Task requirements: Collect each line containing "городская".

Collection entries
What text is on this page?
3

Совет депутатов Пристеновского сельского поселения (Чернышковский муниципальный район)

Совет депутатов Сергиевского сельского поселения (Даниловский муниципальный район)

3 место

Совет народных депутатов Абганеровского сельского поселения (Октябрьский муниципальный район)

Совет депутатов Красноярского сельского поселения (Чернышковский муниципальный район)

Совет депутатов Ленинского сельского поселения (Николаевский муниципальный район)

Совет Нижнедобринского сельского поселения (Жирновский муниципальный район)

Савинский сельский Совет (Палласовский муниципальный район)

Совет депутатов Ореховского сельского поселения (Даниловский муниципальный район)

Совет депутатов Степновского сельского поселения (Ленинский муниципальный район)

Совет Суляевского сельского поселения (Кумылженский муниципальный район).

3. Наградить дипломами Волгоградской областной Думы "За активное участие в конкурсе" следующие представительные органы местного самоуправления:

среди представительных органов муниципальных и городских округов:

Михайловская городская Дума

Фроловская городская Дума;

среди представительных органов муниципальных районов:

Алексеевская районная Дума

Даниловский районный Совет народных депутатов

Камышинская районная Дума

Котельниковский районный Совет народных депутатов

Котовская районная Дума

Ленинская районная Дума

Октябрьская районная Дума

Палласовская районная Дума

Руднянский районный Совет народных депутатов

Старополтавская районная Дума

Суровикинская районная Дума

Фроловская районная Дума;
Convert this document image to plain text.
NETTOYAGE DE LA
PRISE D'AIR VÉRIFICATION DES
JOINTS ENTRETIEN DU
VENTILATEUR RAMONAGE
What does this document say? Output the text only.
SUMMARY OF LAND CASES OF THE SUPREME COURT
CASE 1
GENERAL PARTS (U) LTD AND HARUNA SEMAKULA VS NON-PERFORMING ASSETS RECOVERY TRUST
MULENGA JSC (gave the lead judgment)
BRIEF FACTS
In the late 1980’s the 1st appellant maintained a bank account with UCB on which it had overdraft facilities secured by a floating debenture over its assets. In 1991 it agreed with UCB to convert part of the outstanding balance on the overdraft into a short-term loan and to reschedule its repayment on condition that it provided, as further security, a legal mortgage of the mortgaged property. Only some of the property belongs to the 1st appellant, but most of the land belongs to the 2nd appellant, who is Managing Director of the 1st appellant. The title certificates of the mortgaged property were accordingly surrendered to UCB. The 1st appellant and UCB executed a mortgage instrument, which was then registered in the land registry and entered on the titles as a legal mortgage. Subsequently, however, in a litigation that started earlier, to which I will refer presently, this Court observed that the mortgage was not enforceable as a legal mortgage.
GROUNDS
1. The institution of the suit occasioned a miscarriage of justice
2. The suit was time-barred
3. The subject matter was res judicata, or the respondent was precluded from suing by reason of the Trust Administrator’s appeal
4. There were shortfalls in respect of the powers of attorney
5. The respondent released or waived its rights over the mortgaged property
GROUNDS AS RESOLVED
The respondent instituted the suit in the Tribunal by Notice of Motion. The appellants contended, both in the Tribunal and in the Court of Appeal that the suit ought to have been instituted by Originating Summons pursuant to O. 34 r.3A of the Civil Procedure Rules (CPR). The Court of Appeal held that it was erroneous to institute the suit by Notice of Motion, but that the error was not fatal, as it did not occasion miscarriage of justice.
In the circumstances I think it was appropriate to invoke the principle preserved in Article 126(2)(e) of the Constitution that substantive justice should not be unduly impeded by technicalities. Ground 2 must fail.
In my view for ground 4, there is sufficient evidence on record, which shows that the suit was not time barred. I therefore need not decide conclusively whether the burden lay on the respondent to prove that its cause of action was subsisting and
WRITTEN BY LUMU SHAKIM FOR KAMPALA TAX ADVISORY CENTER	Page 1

Result:
Михайловская городская Дума
Фроловская городская Дума;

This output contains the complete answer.